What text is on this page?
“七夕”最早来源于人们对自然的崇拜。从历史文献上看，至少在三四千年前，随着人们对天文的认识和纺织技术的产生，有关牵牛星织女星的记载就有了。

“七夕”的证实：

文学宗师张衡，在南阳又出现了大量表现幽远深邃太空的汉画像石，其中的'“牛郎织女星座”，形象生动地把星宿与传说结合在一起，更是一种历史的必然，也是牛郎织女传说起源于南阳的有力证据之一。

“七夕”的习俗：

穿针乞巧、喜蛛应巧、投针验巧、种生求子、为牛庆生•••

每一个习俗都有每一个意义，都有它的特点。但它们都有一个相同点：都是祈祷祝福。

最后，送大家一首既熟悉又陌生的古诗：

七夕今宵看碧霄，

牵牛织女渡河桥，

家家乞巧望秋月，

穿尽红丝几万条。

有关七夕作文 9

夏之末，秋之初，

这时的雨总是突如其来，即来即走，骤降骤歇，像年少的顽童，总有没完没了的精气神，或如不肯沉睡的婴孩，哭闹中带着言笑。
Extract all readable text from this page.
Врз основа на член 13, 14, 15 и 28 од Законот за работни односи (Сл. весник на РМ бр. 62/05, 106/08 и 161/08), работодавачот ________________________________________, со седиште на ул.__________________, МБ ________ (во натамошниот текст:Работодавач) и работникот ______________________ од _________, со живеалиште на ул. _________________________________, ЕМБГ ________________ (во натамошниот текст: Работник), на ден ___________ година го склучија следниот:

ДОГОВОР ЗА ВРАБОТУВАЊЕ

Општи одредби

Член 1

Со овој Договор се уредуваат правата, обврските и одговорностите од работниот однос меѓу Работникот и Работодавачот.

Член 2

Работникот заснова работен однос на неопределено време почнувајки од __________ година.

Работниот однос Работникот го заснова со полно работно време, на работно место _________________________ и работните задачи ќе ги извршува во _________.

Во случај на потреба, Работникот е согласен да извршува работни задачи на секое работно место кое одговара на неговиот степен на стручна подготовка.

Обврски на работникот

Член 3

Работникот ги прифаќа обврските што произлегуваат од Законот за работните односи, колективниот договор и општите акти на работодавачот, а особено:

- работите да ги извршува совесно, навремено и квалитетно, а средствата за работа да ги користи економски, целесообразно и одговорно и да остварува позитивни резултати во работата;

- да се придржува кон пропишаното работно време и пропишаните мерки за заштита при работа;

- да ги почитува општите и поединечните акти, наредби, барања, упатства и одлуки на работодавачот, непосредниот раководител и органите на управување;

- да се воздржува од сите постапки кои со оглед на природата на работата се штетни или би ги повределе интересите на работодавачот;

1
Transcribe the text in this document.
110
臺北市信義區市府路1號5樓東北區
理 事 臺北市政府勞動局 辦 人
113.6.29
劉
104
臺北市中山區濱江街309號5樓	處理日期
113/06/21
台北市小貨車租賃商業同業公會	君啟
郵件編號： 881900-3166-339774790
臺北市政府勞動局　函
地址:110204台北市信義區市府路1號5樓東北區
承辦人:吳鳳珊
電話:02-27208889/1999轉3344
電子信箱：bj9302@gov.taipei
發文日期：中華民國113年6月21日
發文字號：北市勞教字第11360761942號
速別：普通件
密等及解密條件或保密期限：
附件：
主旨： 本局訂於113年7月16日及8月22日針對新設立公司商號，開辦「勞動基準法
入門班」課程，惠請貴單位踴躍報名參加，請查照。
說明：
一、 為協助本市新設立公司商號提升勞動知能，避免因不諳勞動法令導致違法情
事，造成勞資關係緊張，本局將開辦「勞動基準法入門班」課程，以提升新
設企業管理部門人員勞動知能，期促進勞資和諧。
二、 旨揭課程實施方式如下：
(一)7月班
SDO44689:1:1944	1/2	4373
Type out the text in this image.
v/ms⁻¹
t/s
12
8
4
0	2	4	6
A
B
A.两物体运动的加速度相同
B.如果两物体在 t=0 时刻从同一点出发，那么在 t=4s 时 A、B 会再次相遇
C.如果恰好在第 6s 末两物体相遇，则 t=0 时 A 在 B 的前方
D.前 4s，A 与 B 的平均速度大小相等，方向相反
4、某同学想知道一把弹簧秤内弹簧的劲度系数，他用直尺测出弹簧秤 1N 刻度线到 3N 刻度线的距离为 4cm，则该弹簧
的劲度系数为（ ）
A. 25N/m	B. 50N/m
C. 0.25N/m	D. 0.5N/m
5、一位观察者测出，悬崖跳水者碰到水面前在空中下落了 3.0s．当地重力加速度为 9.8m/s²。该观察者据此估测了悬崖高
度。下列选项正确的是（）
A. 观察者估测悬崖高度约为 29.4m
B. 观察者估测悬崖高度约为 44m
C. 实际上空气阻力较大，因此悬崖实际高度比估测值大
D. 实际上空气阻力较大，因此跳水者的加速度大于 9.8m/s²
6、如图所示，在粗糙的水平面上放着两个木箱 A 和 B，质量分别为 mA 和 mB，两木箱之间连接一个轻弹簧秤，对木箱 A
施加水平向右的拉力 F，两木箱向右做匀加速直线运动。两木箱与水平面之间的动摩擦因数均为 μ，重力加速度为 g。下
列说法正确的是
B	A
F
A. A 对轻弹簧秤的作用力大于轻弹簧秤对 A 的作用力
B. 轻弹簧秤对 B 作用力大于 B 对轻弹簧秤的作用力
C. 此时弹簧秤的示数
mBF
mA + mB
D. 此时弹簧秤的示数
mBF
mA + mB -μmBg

● Problem description
State, as a number only, how many lines in the entries include "page".

● Response to this exercise
2